[BEGIN Provided data]
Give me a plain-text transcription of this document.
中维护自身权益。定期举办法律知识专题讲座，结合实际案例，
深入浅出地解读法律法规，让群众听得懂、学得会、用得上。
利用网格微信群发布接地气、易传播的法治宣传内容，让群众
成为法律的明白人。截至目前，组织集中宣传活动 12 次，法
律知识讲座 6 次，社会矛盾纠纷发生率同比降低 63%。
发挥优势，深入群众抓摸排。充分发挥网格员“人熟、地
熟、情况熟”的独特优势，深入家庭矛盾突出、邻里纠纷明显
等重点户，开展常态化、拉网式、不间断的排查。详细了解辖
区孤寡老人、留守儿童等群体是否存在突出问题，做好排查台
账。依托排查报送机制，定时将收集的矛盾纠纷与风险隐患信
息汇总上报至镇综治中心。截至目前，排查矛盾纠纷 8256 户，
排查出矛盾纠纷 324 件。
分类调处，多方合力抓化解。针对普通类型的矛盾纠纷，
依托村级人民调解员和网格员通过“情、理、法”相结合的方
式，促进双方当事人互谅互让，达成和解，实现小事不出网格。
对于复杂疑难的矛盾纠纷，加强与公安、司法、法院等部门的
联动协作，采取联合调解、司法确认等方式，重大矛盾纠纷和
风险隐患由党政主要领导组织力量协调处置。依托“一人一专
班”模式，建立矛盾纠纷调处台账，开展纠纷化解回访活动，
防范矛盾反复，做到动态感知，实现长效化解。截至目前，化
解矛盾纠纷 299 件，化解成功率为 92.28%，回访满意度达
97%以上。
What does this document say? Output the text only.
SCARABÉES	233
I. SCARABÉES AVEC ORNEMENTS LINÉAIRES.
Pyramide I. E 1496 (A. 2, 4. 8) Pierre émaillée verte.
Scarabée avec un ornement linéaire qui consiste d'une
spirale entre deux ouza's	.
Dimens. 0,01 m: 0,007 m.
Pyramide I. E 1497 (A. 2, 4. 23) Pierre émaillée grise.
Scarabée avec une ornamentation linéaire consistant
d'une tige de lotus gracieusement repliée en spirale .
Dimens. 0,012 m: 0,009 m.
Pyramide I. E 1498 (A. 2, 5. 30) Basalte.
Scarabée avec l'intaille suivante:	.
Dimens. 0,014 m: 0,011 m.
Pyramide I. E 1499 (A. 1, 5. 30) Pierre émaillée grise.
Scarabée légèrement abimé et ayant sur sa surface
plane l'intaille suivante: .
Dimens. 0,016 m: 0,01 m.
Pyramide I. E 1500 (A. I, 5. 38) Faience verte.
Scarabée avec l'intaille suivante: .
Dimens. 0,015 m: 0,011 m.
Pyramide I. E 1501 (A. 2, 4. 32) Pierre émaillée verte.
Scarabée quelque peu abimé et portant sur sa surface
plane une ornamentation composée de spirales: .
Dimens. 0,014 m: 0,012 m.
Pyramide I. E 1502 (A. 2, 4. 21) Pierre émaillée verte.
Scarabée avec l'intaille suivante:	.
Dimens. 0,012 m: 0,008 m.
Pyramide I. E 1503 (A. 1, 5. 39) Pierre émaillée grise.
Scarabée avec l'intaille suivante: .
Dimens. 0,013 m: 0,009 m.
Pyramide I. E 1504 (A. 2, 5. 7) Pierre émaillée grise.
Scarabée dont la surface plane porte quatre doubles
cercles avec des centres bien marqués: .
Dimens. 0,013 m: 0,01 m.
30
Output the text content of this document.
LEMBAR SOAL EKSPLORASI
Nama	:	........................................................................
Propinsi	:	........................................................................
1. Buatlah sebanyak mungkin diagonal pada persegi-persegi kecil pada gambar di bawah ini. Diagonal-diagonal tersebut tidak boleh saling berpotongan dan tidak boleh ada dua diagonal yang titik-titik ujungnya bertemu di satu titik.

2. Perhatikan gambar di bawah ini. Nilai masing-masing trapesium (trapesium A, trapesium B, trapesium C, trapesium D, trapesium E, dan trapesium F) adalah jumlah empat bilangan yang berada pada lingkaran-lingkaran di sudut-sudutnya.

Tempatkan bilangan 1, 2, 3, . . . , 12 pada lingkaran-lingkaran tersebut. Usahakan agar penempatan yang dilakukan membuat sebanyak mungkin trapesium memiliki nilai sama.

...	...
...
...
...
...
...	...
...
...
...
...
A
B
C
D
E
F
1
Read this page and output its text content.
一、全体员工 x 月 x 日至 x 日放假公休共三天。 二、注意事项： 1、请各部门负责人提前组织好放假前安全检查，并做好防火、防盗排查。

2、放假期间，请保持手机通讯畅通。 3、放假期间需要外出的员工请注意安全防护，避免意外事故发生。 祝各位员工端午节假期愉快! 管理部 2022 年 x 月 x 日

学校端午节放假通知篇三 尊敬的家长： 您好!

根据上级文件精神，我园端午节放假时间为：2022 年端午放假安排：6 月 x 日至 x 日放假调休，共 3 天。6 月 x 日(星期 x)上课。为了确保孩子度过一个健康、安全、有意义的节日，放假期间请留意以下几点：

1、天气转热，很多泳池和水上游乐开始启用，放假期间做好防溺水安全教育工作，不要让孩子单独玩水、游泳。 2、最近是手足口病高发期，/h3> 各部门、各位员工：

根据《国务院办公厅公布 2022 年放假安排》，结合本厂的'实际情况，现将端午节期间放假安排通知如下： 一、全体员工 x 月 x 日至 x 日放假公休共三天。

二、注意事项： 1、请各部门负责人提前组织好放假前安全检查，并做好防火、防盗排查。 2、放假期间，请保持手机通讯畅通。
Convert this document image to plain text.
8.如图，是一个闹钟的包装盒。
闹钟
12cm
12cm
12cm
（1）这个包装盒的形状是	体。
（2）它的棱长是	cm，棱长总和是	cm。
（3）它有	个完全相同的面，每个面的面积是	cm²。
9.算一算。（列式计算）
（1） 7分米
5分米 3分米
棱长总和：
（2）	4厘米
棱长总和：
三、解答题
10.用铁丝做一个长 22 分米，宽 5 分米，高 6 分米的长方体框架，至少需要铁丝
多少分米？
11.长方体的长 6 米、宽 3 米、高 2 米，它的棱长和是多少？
[END Provided data]
Transcribe each entry precisely, missing none.

== Solution for this problem ==
Give me a plain-text transcription of this document.
中维护自身权益。定期举办法律知识专题讲座，结合实际案例，
深入浅出地解读法律法规，让群众听得懂、学得会、用得上。
利用网格微信群发布接地气、易传播的法治宣传内容，让群众
成为法律的明白人。截至目前，组织集中宣传活动 12 次，法
律知识讲座 6 次，社会矛盾纠纷发生率同比降低 63%。
发挥优势，深入群众抓摸排。充分发挥网格员“人熟、地
熟、情况熟”的独特优势，深入家庭矛盾突出、邻里纠纷明显
等重点户，开展常态化、拉网式、不间断的排查。详细了解辖
区孤寡老人、留守儿童等群体是否存在突出问题，做好排查台
账。依托排查报送机制，定时将收集的矛盾纠纷与风险隐患信
息汇总上报至镇综治中心。截至目前，排查矛盾纠纷 8256 户，
排查出矛盾纠纷 324 件。
分类调处，多方合力抓化解。针对普通类型的矛盾纠纷，
依托村级人民调解员和网格员通过“情、理、法”相结合的方
式，促进双方当事人互谅互让，达成和解，实现小事不出网格。
对于复杂疑难的矛盾纠纷，加强与公安、司法、法院等部门的
联动协作，采取联合调解、司法确认等方式，重大矛盾纠纷和
风险隐患由党政主要领导组织力量协调处置。依托“一人一专
班”模式，建立矛盾纠纷调处台账，开展纠纷化解回访活动，
防范矛盾反复，做到动态感知，实现长效化解。截至目前，化
解矛盾纠纷 299 件，化解成功率为 92.28%，回访满意度达
97%以上。
What does this document say? Output the text only.
SCARABÉES	233
I. SCARABÉES AVEC ORNEMENTS LINÉAIRES.
Pyramide I. E 1496 (A. 2, 4. 8) Pierre émaillée verte.
Scarabée avec un ornement linéaire qui consiste d'une
spirale entre deux ouza's	.
Dimens. 0,01 m: 0,007 m.
Pyramide I. E 1497 (A. 2, 4. 23) Pierre émaillée grise.
Scarabée avec une ornamentation linéaire consistant
d'une tige de lotus gracieusement repliée en spirale .
Dimens. 0,012 m: 0,009 m.
Pyramide I. E 1498 (A. 2, 5. 30) Basalte.
Scarabée avec l'intaille suivante:	.
Dimens. 0,014 m: 0,011 m.
Pyramide I. E 1499 (A. 1, 5. 30) Pierre émaillée grise.
Scarabée légèrement abimé et ayant sur sa surface
plane l'intaille suivante: .
Dimens. 0,016 m: 0,01 m.
Pyramide I. E 1500 (A. I, 5. 38) Faience verte.
Scarabée avec l'intaille suivante: .
Dimens. 0,015 m: 0,011 m.
Pyramide I. E 1501 (A. 2, 4. 32) Pierre émaillée verte.
Scarabée quelque peu abimé et portant sur sa surface
plane une ornamentation composée de spirales: .
Dimens. 0,014 m: 0,012 m.
Pyramide I. E 1502 (A. 2, 4. 21) Pierre émaillée verte.
Scarabée avec l'intaille suivante:	.
Dimens. 0,012 m: 0,008 m.
Pyramide I. E 1503 (A. 1, 5. 39) Pierre émaillée grise.
Scarabée avec l'intaille suivante: .
Dimens. 0,013 m: 0,009 m.
Pyramide I. E 1504 (A. 2, 5. 7) Pierre émaillée grise.
Scarabée dont la surface plane porte quatre doubles
cercles avec des centres bien marqués: .
Dimens. 0,013 m: 0,01 m.
30
Output the text content of this document.
LEMBAR SOAL EKSPLORASI
Nama	:	........................................................................
Propinsi	:	........................................................................
1. Buatlah sebanyak mungkin diagonal pada persegi-persegi kecil pada gambar di bawah ini. Diagonal-diagonal tersebut tidak boleh saling berpotongan dan tidak boleh ada dua diagonal yang titik-titik ujungnya bertemu di satu titik.

2. Perhatikan gambar di bawah ini. Nilai masing-masing trapesium (trapesium A, trapesium B, trapesium C, trapesium D, trapesium E, dan trapesium F) adalah jumlah empat bilangan yang berada pada lingkaran-lingkaran di sudut-sudutnya.

Tempatkan bilangan 1, 2, 3, . . . , 12 pada lingkaran-lingkaran tersebut. Usahakan agar penempatan yang dilakukan membuat sebanyak mungkin trapesium memiliki nilai sama.

...	...
...
...
...
...
...	...
...
...
...
...
A
B
C
D
E
F
1
Read this page and output its text content.
一、全体员工 x 月 x 日至 x 日放假公休共三天。 二、注意事项： 1、请各部门负责人提前组织好放假前安全检查，并做好防火、防盗排查。

2、放假期间，请保持手机通讯畅通。 3、放假期间需要外出的员工请注意安全防护，避免意外事故发生。 祝各位员工端午节假期愉快! 管理部 2022 年 x 月 x 日

学校端午节放假通知篇三 尊敬的家长： 您好!

根据上级文件精神，我园端午节放假时间为：2022 年端午放假安排：6 月 x 日至 x 日放假调休，共 3 天。6 月 x 日(星期 x)上课。为了确保孩子度过一个健康、安全、有意义的节日，放假期间请留意以下几点：

1、天气转热，很多泳池和水上游乐开始启用，放假期间做好防溺水安全教育工作，不要让孩子单独玩水、游泳。 2、最近是手足口病高发期，/h3> 各部门、各位员工：

根据《国务院办公厅公布 2022 年放假安排》，结合本厂的'实际情况，现将端午节期间放假安排通知如下： 一、全体员工 x 月 x 日至 x 日放假公休共三天。

二、注意事项： 1、请各部门负责人提前组织好放假前安全检查，并做好防火、防盗排查。 2、放假期间，请保持手机通讯畅通。
Convert this document image to plain text.
8.如图，是一个闹钟的包装盒。
闹钟
12cm
12cm
12cm
（1）这个包装盒的形状是	体。
（2）它的棱长是	cm，棱长总和是	cm。
（3）它有	个完全相同的面，每个面的面积是	cm²。
9.算一算。（列式计算）
（1） 7分米
5分米 3分米
棱长总和：
（2）	4厘米
棱长总和：
三、解答题
10.用铁丝做一个长 22 分米，宽 5 分米，高 6 分米的长方体框架，至少需要铁丝
多少分米？
11.长方体的长 6 米、宽 3 米、高 2 米，它的棱长和是多少？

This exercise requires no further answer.